§ **WHAT IS ASKED**: Your task is to transcribe all of the records exactly and leave out the pictures.

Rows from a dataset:
** BEGIN **

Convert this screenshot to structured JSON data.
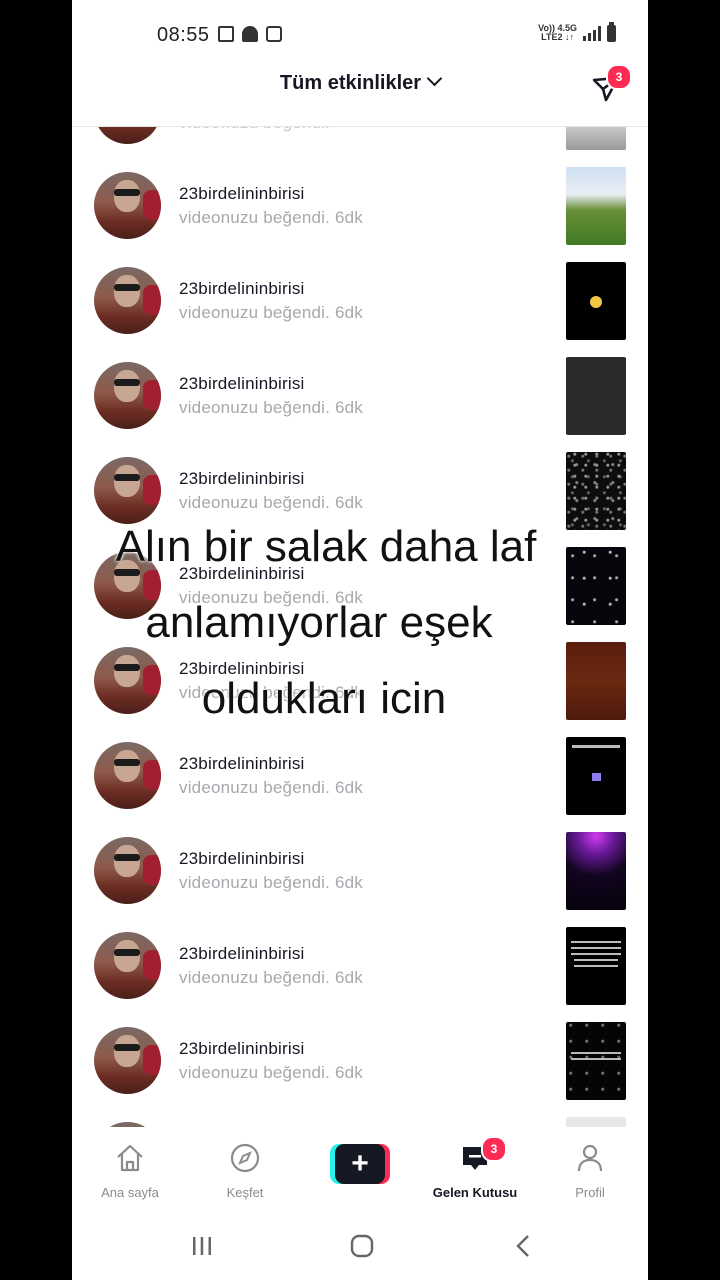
{
  "status_bar": {
    "time": "08:55",
    "network_top": "Vo)) 4.5G",
    "network_bottom": "LTE2 ↓↑"
  },
  "header": {
    "title": "Tüm etkinlikler",
    "dm_badge": "3"
  },
  "notifications": [
    {
      "username": "23birdelininbirisi",
      "action": "videonuzu beğendi.",
      "time": "6dk",
      "thumb": "airplane"
    },
    {
      "username": "23birdelininbirisi",
      "action": "videonuzu beğendi.",
      "time": "6dk",
      "thumb": "emoji"
    },
    {
      "username": "23birdelininbirisi",
      "action": "videonuzu beğendi.",
      "time": "6dk",
      "thumb": "dark-gray"
    },
    {
      "username": "23birdelininbirisi",
      "action": "videonuzu beğendi.",
      "time": "6dk",
      "thumb": "stars"
    },
    {
      "username": "23birdelininbirisi",
      "action": "videonuzu beğendi.",
      "time": "6dk",
      "thumb": "night-sparkle"
    },
    {
      "username": "23birdelininbirisi",
      "action": "videonuzu beğendi.",
      "time": "6dk",
      "thumb": "brown"
    },
    {
      "username": "23birdelininbirisi",
      "action": "videonuzu beğendi.",
      "time": "6dk",
      "thumb": "text-dark"
    },
    {
      "username": "23birdelininbirisi",
      "action": "videonuzu beğendi.",
      "time": "6dk",
      "thumb": "purple-glow"
    },
    {
      "username": "23birdelininbirisi",
      "action": "videonuzu beğendi.",
      "time": "6dk",
      "thumb": "text-black"
    },
    {
      "username": "23birdelininbirisi",
      "action": "videonuzu beğendi.",
      "time": "6dk",
      "thumb": "text-stars"
    }
  ],
  "caption": {
    "line1": "Alın bir salak daha laf",
    "line2": "anlamıyorlar eşek",
    "line3": "oldukları icin"
  },
  "bottom_nav": {
    "home": "Ana sayfa",
    "discover": "Keşfet",
    "create": "+",
    "inbox": "Gelen Kutusu",
    "inbox_badge": "3",
    "profile": "Profil"
  },
  "colors": {
    "accent": "#fe2c55",
    "cyan": "#25f4ee",
    "text_primary": "#161823",
    "text_secondary": "#a7a8ad"
  }
}
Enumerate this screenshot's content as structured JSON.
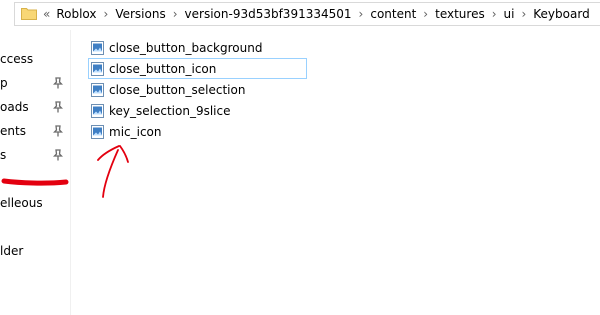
{
  "address_bar": {
    "lead": "«",
    "crumbs": [
      "Roblox",
      "Versions",
      "version-93d53bf391334501",
      "content",
      "textures",
      "ui",
      "Keyboard"
    ]
  },
  "nav": {
    "items": [
      {
        "label": "ccess",
        "pinned": false
      },
      {
        "label": "p",
        "pinned": true
      },
      {
        "label": "oads",
        "pinned": true
      },
      {
        "label": "ents",
        "pinned": true
      },
      {
        "label": "s",
        "pinned": true
      },
      {
        "label": "elleous",
        "pinned": false
      },
      {
        "label": "lder",
        "pinned": false
      }
    ]
  },
  "files": [
    {
      "name": "close_button_background",
      "selected": false
    },
    {
      "name": "close_button_icon",
      "selected": true
    },
    {
      "name": "close_button_selection",
      "selected": false
    },
    {
      "name": "key_selection_9slice",
      "selected": false
    },
    {
      "name": "mic_icon",
      "selected": false
    }
  ],
  "colors": {
    "annotation_red": "#e3000f",
    "selection_border": "#99d1ff",
    "folder_yellow": "#f8d775"
  }
}
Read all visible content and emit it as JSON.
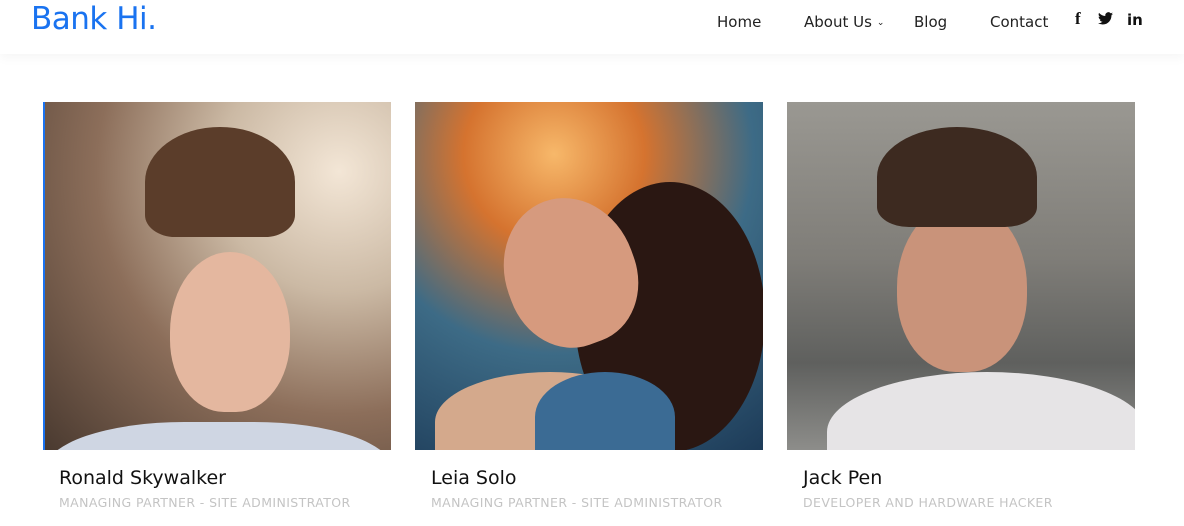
{
  "header": {
    "logo": "Bank Hi.",
    "nav": [
      {
        "label": "Home"
      },
      {
        "label": "About Us",
        "has_dropdown": true
      },
      {
        "label": "Blog"
      },
      {
        "label": "Contact"
      }
    ],
    "social": [
      {
        "icon": "facebook-icon",
        "glyph": "f"
      },
      {
        "icon": "twitter-icon",
        "glyph": "🐦"
      },
      {
        "icon": "linkedin-icon",
        "glyph": "in"
      }
    ]
  },
  "team": [
    {
      "name": "Ronald Skywalker",
      "role": "MANAGING PARTNER - SITE ADMINISTRATOR"
    },
    {
      "name": "Leia Solo",
      "role": "MANAGING PARTNER - SITE ADMINISTRATOR"
    },
    {
      "name": "Jack Pen",
      "role": "DEVELOPER AND HARDWARE HACKER"
    }
  ],
  "colors": {
    "brand": "#1a73f0"
  }
}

** END **

§ **EXERCISE OUTPUT**:
Convert this screenshot to structured JSON data.
{
  "status_bar": {
    "time": "08:55",
    "network_top": "Vo)) 4.5G",
    "network_bottom": "LTE2 ↓↑"
  },
  "header": {
    "title": "Tüm etkinlikler",
    "dm_badge": "3"
  },
  "notifications": [
    {
      "username": "23birdelininbirisi",
      "action": "videonuzu beğendi.",
      "time": "6dk",
      "thumb": "airplane"
    },
    {
      "username": "23birdelininbirisi",
      "action": "videonuzu beğendi.",
      "time": "6dk",
      "thumb": "emoji"
    },
    {
      "username": "23birdelininbirisi",
      "action": "videonuzu beğendi.",
      "time": "6dk",
      "thumb": "dark-gray"
    },
    {
      "username": "23birdelininbirisi",
      "action": "videonuzu beğendi.",
      "time": "6dk",
      "thumb": "stars"
    },
    {
      "username": "23birdelininbirisi",
      "action": "videonuzu beğendi.",
      "time": "6dk",
      "thumb": "night-sparkle"
    },
    {
      "username": "23birdelininbirisi",
      "action": "videonuzu beğendi.",
      "time": "6dk",
      "thumb": "brown"
    },
    {
      "username": "23birdelininbirisi",
      "action": "videonuzu beğendi.",
      "time": "6dk",
      "thumb": "text-dark"
    },
    {
      "username": "23birdelininbirisi",
      "action": "videonuzu beğendi.",
      "time": "6dk",
      "thumb": "purple-glow"
    },
    {
      "username": "23birdelininbirisi",
      "action": "videonuzu beğendi.",
      "time": "6dk",
      "thumb": "text-black"
    },
    {
      "username": "23birdelininbirisi",
      "action": "videonuzu beğendi.",
      "time": "6dk",
      "thumb": "text-stars"
    }
  ],
  "caption": {
    "line1": "Alın bir salak daha laf",
    "line2": "anlamıyorlar eşek",
    "line3": "oldukları icin"
  },
  "bottom_nav": {
    "home": "Ana sayfa",
    "discover": "Keşfet",
    "create": "+",
    "inbox": "Gelen Kutusu",
    "inbox_badge": "3",
    "profile": "Profil"
  },
  "colors": {
    "accent": "#fe2c55",
    "cyan": "#25f4ee",
    "text_primary": "#161823",
    "text_secondary": "#a7a8ad"
  }
}
Enumerate this screenshot's content as structured JSON.
{
  "address_bar": {
    "lead": "«",
    "crumbs": [
      "Roblox",
      "Versions",
      "version-93d53bf391334501",
      "content",
      "textures",
      "ui",
      "Keyboard"
    ]
  },
  "nav": {
    "items": [
      {
        "label": "ccess",
        "pinned": false
      },
      {
        "label": "p",
        "pinned": true
      },
      {
        "label": "oads",
        "pinned": true
      },
      {
        "label": "ents",
        "pinned": true
      },
      {
        "label": "s",
        "pinned": true
      },
      {
        "label": "elleous",
        "pinned": false
      },
      {
        "label": "lder",
        "pinned": false
      }
    ]
  },
  "files": [
    {
      "name": "close_button_background",
      "selected": false
    },
    {
      "name": "close_button_icon",
      "selected": true
    },
    {
      "name": "close_button_selection",
      "selected": false
    },
    {
      "name": "key_selection_9slice",
      "selected": false
    },
    {
      "name": "mic_icon",
      "selected": false
    }
  ],
  "colors": {
    "annotation_red": "#e3000f",
    "selection_border": "#99d1ff",
    "folder_yellow": "#f8d775"
  }
}
Read all visible content and emit it as JSON.
{
  "header": {
    "logo": "Bank Hi.",
    "nav": [
      {
        "label": "Home"
      },
      {
        "label": "About Us",
        "has_dropdown": true
      },
      {
        "label": "Blog"
      },
      {
        "label": "Contact"
      }
    ],
    "social": [
      {
        "icon": "facebook-icon",
        "glyph": "f"
      },
      {
        "icon": "twitter-icon",
        "glyph": "🐦"
      },
      {
        "icon": "linkedin-icon",
        "glyph": "in"
      }
    ]
  },
  "team": [
    {
      "name": "Ronald Skywalker",
      "role": "MANAGING PARTNER - SITE ADMINISTRATOR"
    },
    {
      "name": "Leia Solo",
      "role": "MANAGING PARTNER - SITE ADMINISTRATOR"
    },
    {
      "name": "Jack Pen",
      "role": "DEVELOPER AND HARDWARE HACKER"
    }
  ],
  "colors": {
    "brand": "#1a73f0"
  }
}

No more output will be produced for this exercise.